WRITTEN TASK:
Scan the entries below. List each line with "subtitle".

GIVEN RECORDS:
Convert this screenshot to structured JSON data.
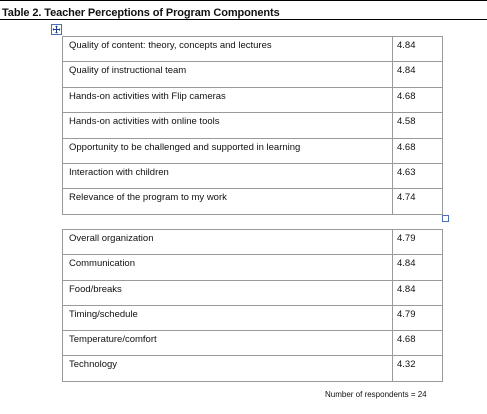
{
  "caption": "Table 2. Teacher Perceptions of Program Components",
  "icons": {
    "move_handle": "move-arrows-icon",
    "resize_handle": "resize-handle-icon"
  },
  "table_top": {
    "rows": [
      {
        "label": "Quality of content: theory, concepts and lectures",
        "value": "4.84"
      },
      {
        "label": "Quality of instructional team",
        "value": "4.84"
      },
      {
        "label": "Hands-on activities with Flip cameras",
        "value": "4.68"
      },
      {
        "label": "Hands-on activities with online tools",
        "value": "4.58"
      },
      {
        "label": "Opportunity to be challenged and supported in learning",
        "value": "4.68"
      },
      {
        "label": "Interaction with children",
        "value": "4.63"
      },
      {
        "label": "Relevance of the program to my work",
        "value": "4.74"
      }
    ]
  },
  "table_bottom": {
    "rows": [
      {
        "label": "Overall organization",
        "value": "4.79"
      },
      {
        "label": "Communication",
        "value": "4.84"
      },
      {
        "label": "Food/breaks",
        "value": "4.84"
      },
      {
        "label": "Timing/schedule",
        "value": "4.79"
      },
      {
        "label": "Temperature/comfort",
        "value": "4.68"
      },
      {
        "label": "Technology",
        "value": "4.32"
      }
    ]
  },
  "footnote": "Number of respondents = 24"
}
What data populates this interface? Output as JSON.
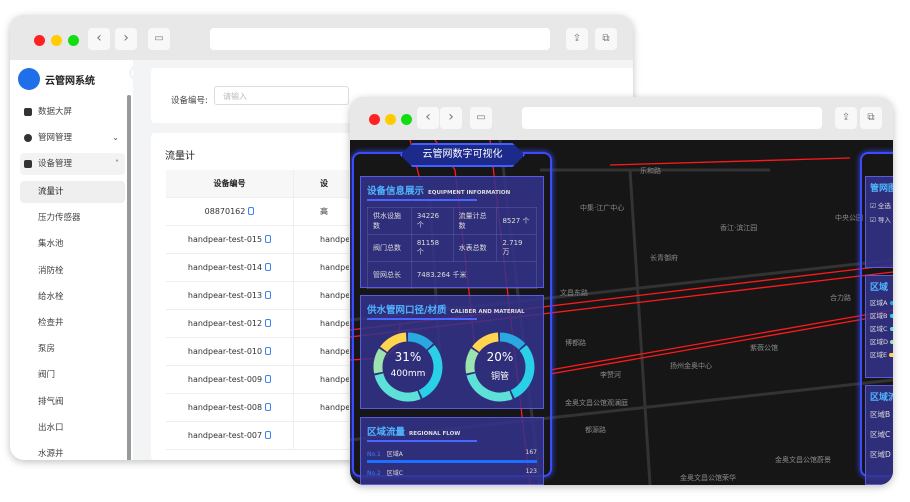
{
  "admin": {
    "app_name": "云管网系统",
    "menu": [
      {
        "label": "数据大屏"
      },
      {
        "label": "管网管理",
        "expanded": false
      },
      {
        "label": "设备管理",
        "expanded": true
      }
    ],
    "submenu": [
      "流量计",
      "压力传感器",
      "集水池",
      "消防栓",
      "给水栓",
      "检查井",
      "泵房",
      "阀门",
      "排气阀",
      "出水口",
      "水源井"
    ],
    "active_submenu": "流量计",
    "filter": {
      "label": "设备编号:",
      "placeholder": "请输入"
    },
    "card_title": "流量计",
    "table": {
      "headers": [
        "设备编号",
        "设"
      ],
      "rows": [
        [
          "08870162",
          "高"
        ],
        [
          "handpear-test-015",
          "handpe"
        ],
        [
          "handpear-test-014",
          "handpe"
        ],
        [
          "handpear-test-013",
          "handpe"
        ],
        [
          "handpear-test-012",
          "handpe"
        ],
        [
          "handpear-test-010",
          "handpe"
        ],
        [
          "handpear-test-009",
          "handpe"
        ],
        [
          "handpear-test-008",
          "handpe"
        ],
        [
          "handpear-test-007",
          ""
        ]
      ]
    }
  },
  "dashboard": {
    "title": "云管网数字可视化",
    "equipment": {
      "title": "设备信息展示",
      "subtitle": "EQUIPMENT INFORMATION",
      "rows": [
        [
          "供水设施数",
          "34226 个",
          "流量计总数",
          "8527 个"
        ],
        [
          "阀门总数",
          "81158 个",
          "水表总数",
          "2.719 万"
        ],
        [
          "管网总长",
          "7483.264 千米"
        ]
      ]
    },
    "caliber": {
      "title": "供水管网口径/材质",
      "subtitle": "CALIBER AND MATERIAL",
      "donuts": [
        {
          "percent": "31%",
          "label": "400mm",
          "value": 31
        },
        {
          "percent": "20%",
          "label": "铜管",
          "value": 20
        }
      ]
    },
    "flow": {
      "title": "区域流量",
      "subtitle": "REGIONAL FLOW",
      "items": [
        {
          "no": "No.1",
          "name": "区域A",
          "value": "167"
        },
        {
          "no": "No.2",
          "name": "区域C",
          "value": "123"
        }
      ]
    },
    "right": {
      "layer_title": "管网图",
      "checks": [
        "全选",
        "导入"
      ],
      "region_title": "区域",
      "regions": [
        "区域A",
        "区域B",
        "区域C",
        "区域D",
        "区域E"
      ],
      "zero": "0",
      "flow_title": "区域流",
      "flow_regions": [
        "区域B",
        "区域C",
        "区域D"
      ]
    },
    "map_labels": [
      "乐和路",
      "中集·江广中心",
      "香江·滨江园",
      "中央公园",
      "长青御府",
      "文昌东路",
      "合力路",
      "紫薇公馆",
      "扬州金奥中心",
      "李赞河",
      "金奥文昌公馆观澜庭",
      "都源路",
      "金奥文昌公馆蔚景",
      "金奥文昌公馆荣华",
      "博都路"
    ],
    "colors": {
      "pipe": "#ff1a1a",
      "panel": "#34328c",
      "accent": "#4fb4ff"
    }
  }
}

FINAL RESULT:
      "subtitle": "EQUIPMENT INFORMATION",
      "subtitle": "CALIBER AND MATERIAL",
      "subtitle": "REGIONAL FLOW",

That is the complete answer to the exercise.